Directions for this task: Extract, from the listing that follows, each line containing the word "ylabel".

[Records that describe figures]
....

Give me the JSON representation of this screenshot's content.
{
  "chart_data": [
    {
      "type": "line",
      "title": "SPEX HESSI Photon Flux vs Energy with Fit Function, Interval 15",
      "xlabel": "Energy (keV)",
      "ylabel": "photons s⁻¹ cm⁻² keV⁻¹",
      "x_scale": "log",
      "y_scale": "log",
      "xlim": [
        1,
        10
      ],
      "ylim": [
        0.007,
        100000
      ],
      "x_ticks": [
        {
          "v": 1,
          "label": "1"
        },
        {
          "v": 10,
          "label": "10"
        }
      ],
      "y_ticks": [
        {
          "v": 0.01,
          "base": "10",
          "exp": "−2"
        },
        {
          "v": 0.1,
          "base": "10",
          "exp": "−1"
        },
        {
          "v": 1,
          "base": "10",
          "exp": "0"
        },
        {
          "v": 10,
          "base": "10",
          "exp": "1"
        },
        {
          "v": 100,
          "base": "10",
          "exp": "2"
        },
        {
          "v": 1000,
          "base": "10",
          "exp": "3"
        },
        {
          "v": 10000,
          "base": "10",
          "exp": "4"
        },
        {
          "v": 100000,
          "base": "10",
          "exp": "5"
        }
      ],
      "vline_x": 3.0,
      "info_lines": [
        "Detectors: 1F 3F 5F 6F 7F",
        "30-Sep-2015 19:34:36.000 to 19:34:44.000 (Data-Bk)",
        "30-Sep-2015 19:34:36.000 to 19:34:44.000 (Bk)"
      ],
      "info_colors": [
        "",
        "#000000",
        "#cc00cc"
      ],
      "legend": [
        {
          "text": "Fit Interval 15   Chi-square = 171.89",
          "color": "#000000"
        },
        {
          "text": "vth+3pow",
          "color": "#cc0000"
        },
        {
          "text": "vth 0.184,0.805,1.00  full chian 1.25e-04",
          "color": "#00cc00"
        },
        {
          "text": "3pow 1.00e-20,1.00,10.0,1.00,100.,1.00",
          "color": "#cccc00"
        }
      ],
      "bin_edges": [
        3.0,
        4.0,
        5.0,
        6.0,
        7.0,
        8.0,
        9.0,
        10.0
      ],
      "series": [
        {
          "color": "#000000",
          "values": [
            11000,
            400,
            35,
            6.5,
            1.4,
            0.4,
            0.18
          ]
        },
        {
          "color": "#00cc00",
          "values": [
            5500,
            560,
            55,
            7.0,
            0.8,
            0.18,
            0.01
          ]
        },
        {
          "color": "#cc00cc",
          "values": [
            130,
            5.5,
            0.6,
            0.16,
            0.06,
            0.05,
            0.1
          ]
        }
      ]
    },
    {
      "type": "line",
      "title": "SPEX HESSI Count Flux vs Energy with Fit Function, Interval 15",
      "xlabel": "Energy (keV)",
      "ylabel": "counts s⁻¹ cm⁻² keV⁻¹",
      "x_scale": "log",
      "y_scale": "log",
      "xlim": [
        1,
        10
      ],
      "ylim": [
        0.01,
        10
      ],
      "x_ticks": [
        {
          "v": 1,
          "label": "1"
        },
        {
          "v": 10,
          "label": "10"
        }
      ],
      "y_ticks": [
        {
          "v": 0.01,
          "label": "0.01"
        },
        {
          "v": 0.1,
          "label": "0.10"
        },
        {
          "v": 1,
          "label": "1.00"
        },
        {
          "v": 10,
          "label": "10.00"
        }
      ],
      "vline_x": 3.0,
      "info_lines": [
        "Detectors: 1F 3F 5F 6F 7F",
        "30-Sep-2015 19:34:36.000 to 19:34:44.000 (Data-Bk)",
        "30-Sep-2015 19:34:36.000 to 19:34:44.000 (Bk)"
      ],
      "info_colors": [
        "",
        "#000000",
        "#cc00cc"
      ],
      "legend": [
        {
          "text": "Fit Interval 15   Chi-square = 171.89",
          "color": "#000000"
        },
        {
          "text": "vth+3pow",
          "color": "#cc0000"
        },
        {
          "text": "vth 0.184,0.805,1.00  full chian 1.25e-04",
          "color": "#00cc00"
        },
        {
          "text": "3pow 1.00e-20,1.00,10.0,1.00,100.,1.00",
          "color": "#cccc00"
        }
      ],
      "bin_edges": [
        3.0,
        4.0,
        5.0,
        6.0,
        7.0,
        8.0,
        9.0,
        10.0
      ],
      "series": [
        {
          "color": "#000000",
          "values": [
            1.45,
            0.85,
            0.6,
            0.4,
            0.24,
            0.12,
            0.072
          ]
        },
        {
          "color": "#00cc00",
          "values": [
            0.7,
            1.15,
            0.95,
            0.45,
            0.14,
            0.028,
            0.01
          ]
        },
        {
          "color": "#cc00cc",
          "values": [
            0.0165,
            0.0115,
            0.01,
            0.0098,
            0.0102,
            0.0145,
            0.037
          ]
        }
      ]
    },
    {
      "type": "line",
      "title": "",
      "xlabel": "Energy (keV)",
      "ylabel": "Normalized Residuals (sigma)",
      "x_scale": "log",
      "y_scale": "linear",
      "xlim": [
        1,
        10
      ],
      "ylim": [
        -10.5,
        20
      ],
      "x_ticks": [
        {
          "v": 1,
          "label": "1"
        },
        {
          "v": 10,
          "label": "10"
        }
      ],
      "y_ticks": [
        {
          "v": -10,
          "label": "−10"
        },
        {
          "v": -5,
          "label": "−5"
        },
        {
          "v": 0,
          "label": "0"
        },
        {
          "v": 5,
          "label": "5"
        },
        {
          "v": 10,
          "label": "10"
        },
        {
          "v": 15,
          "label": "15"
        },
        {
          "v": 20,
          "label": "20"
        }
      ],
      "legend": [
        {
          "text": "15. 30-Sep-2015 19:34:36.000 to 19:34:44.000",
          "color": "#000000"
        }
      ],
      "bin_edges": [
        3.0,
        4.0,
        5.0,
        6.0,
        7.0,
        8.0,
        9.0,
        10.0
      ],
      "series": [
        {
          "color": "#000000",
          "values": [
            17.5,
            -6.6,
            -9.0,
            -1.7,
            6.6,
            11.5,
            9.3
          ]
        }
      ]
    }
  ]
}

....

Task result:
      "ylabel": "photons s⁻¹ cm⁻² keV⁻¹",
      "ylabel": "counts s⁻¹ cm⁻² keV⁻¹",
      "ylabel": "Normalized Residuals (sigma)",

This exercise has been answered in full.